GIVEN INFORMATION:

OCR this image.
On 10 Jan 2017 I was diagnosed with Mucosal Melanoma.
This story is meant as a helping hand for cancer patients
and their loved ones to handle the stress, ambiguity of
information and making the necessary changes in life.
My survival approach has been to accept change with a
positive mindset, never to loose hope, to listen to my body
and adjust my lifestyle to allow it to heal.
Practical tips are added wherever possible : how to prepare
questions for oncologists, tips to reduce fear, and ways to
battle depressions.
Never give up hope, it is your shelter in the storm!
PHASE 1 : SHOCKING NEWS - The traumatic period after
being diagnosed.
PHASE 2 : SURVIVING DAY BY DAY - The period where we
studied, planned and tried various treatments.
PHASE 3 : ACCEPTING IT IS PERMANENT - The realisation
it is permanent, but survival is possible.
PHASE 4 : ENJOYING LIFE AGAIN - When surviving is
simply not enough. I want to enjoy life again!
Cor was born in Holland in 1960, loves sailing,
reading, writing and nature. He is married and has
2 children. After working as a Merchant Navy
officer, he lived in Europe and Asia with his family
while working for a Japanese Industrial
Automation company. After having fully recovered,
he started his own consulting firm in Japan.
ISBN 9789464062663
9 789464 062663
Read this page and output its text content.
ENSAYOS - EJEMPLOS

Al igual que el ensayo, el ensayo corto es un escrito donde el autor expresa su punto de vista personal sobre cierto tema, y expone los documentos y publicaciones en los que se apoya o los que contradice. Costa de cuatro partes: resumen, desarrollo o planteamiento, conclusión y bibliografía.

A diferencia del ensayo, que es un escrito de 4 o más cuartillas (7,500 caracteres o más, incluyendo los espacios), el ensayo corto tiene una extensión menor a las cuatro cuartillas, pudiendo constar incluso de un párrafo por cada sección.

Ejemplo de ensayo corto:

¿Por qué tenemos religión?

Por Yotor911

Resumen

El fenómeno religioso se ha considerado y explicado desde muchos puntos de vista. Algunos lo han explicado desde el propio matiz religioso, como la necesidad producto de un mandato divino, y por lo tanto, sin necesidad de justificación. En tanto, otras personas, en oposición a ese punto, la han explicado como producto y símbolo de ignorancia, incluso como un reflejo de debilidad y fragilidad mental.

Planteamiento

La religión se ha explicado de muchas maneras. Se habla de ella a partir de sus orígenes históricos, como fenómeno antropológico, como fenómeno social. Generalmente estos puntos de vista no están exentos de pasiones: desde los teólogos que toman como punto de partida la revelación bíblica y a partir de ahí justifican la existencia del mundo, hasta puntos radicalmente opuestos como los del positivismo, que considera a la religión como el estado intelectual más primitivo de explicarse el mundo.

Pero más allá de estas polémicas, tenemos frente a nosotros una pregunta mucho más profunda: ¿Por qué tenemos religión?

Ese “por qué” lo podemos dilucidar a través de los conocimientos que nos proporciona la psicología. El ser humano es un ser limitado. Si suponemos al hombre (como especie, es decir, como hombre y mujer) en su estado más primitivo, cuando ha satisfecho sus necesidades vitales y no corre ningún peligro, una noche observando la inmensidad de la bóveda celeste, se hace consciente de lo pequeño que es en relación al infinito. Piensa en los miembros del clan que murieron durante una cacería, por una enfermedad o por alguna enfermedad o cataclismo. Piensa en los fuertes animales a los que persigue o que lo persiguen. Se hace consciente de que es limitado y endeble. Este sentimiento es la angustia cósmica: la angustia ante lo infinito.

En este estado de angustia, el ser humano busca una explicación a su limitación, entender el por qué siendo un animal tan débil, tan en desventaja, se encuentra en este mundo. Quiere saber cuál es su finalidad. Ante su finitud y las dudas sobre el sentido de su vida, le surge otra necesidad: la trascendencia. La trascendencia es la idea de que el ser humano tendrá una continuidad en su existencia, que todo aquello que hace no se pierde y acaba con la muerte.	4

TASK DIRECTIONS: Copy the records exactly, keeping every word in place.

WRITTEN SOLUTION:
OCR this image.
On 10 Jan 2017 I was diagnosed with Mucosal Melanoma.
This story is meant as a helping hand for cancer patients
and their loved ones to handle the stress, ambiguity of
information and making the necessary changes in life.
My survival approach has been to accept change with a
positive mindset, never to loose hope, to listen to my body
and adjust my lifestyle to allow it to heal.
Practical tips are added wherever possible : how to prepare
questions for oncologists, tips to reduce fear, and ways to
battle depressions.
Never give up hope, it is your shelter in the storm!
PHASE 1 : SHOCKING NEWS - The traumatic period after
being diagnosed.
PHASE 2 : SURVIVING DAY BY DAY - The period where we
studied, planned and tried various treatments.
PHASE 3 : ACCEPTING IT IS PERMANENT - The realisation
it is permanent, but survival is possible.
PHASE 4 : ENJOYING LIFE AGAIN - When surviving is
simply not enough. I want to enjoy life again!
Cor was born in Holland in 1960, loves sailing,
reading, writing and nature. He is married and has
2 children. After working as a Merchant Navy
officer, he lived in Europe and Asia with his family
while working for a Japanese Industrial
Automation company. After having fully recovered,
he started his own consulting firm in Japan.
ISBN 9789464062663
9 789464 062663
Read this page and output its text content.
ENSAYOS - EJEMPLOS

Al igual que el ensayo, el ensayo corto es un escrito donde el autor expresa su punto de vista personal sobre cierto tema, y expone los documentos y publicaciones en los que se apoya o los que contradice. Costa de cuatro partes: resumen, desarrollo o planteamiento, conclusión y bibliografía.

A diferencia del ensayo, que es un escrito de 4 o más cuartillas (7,500 caracteres o más, incluyendo los espacios), el ensayo corto tiene una extensión menor a las cuatro cuartillas, pudiendo constar incluso de un párrafo por cada sección.

Ejemplo de ensayo corto:

¿Por qué tenemos religión?

Por Yotor911

Resumen

El fenómeno religioso se ha considerado y explicado desde muchos puntos de vista. Algunos lo han explicado desde el propio matiz religioso, como la necesidad producto de un mandato divino, y por lo tanto, sin necesidad de justificación. En tanto, otras personas, en oposición a ese punto, la han explicado como producto y símbolo de ignorancia, incluso como un reflejo de debilidad y fragilidad mental.

Planteamiento

La religión se ha explicado de muchas maneras. Se habla de ella a partir de sus orígenes históricos, como fenómeno antropológico, como fenómeno social. Generalmente estos puntos de vista no están exentos de pasiones: desde los teólogos que toman como punto de partida la revelación bíblica y a partir de ahí justifican la existencia del mundo, hasta puntos radicalmente opuestos como los del positivismo, que considera a la religión como el estado intelectual más primitivo de explicarse el mundo.

Pero más allá de estas polémicas, tenemos frente a nosotros una pregunta mucho más profunda: ¿Por qué tenemos religión?

Ese “por qué” lo podemos dilucidar a través de los conocimientos que nos proporciona la psicología. El ser humano es un ser limitado. Si suponemos al hombre (como especie, es decir, como hombre y mujer) en su estado más primitivo, cuando ha satisfecho sus necesidades vitales y no corre ningún peligro, una noche observando la inmensidad de la bóveda celeste, se hace consciente de lo pequeño que es en relación al infinito. Piensa en los miembros del clan que murieron durante una cacería, por una enfermedad o por alguna enfermedad o cataclismo. Piensa en los fuertes animales a los que persigue o que lo persiguen. Se hace consciente de que es limitado y endeble. Este sentimiento es la angustia cósmica: la angustia ante lo infinito.

En este estado de angustia, el ser humano busca una explicación a su limitación, entender el por qué siendo un animal tan débil, tan en desventaja, se encuentra en este mundo. Quiere saber cuál es su finalidad. Ante su finitud y las dudas sobre el sentido de su vida, le surge otra necesidad: la trascendencia. La trascendencia es la idea de que el ser humano tendrá una continuidad en su existencia, que todo aquello que hace no se pierde y acaba con la muerte.	4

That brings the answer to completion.